■ GOAL 1:
In the combine safety text, what should be done to prevent confusion and mistakes when replacing damaged wiring?
■ GOAL 2:
Do these statements agree with the combine safety text? Answer yes or no for each and quote the words that decide it. (a) The SMV emblem must be visible from the front of the machinery. (b) Many combine fires start with the wiring harness. (c) Wires passing through holes in the metal should be protected by rubber grommets.
■ GOAL 3:
Pick up the combine safety text after its final sentence and continue it.

■ SOURCE PASSAGE:

=-=-=-=-=

Distances can be very close when unloading combine grain tanks on the go. Be sure to safety-check the steering and brake systems. Safe steering and braking are also important when moving combines from field to field.
When harvesting is going to continue into the late night hours, the field lights will generally get maintenance attention, but safety lighting for moving the machinery on the road after dark is also important. Are the flashing hazard lights, clearance and tail lights functional? The SMV (slow moving vehicle) emblem must be visible from the back, as well as the clearance lights to indicate the machinery width.
Many combine fires start with the wiring harness, so check the wiring frequently. Be sure wires are protected by rubber grommets where they pass through holes in the metal. If rodents have chewed on wiring insulation, be sure to replace damaged lengths carefully. Remove and replace only one wire at a time to prevent confusion and mistakes.

=-=-=-=-=

■ DATA SEGMENT:
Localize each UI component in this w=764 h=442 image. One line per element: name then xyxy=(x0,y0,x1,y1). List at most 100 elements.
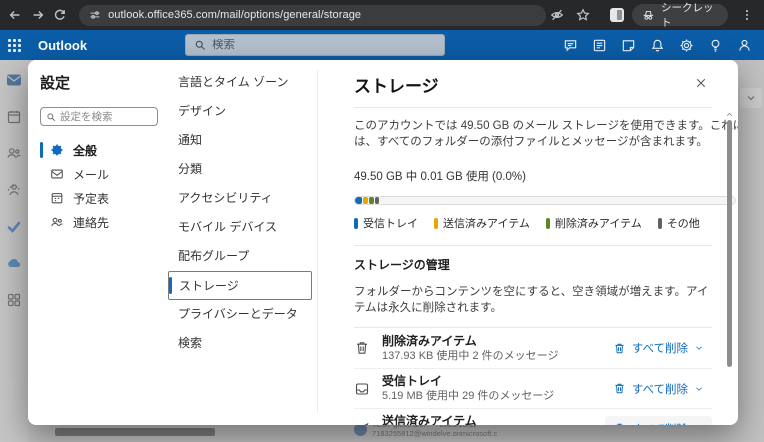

=-=-=-=-=

■ RESULT 1:
Remove and replace only one wire at a time.

■ RESULT 2:
(a) No: "The SMV (slow moving vehicle) emblem must be visible from the back"
(b) Yes: "Many combine fires start with the wiring harness"
(c) Yes: "Be sure wires are protected by rubber grommets where they pass through holes in the metal."

■ RESULT 3:
A fully charged fire extinguisher and a fully equipped first-aid kit should be on the combine and easily accessible from the ground.
A clean combine or tractor cab is much more pleasant to be in and can make long hours less stressful. Start the season with clean filters and a recharged system.
Also, keep the radio communication system working and up to date to help provide a smooth harvest.
The quality of job you do is directly related to your comfort and safety. Your family will be glad you took the extra time.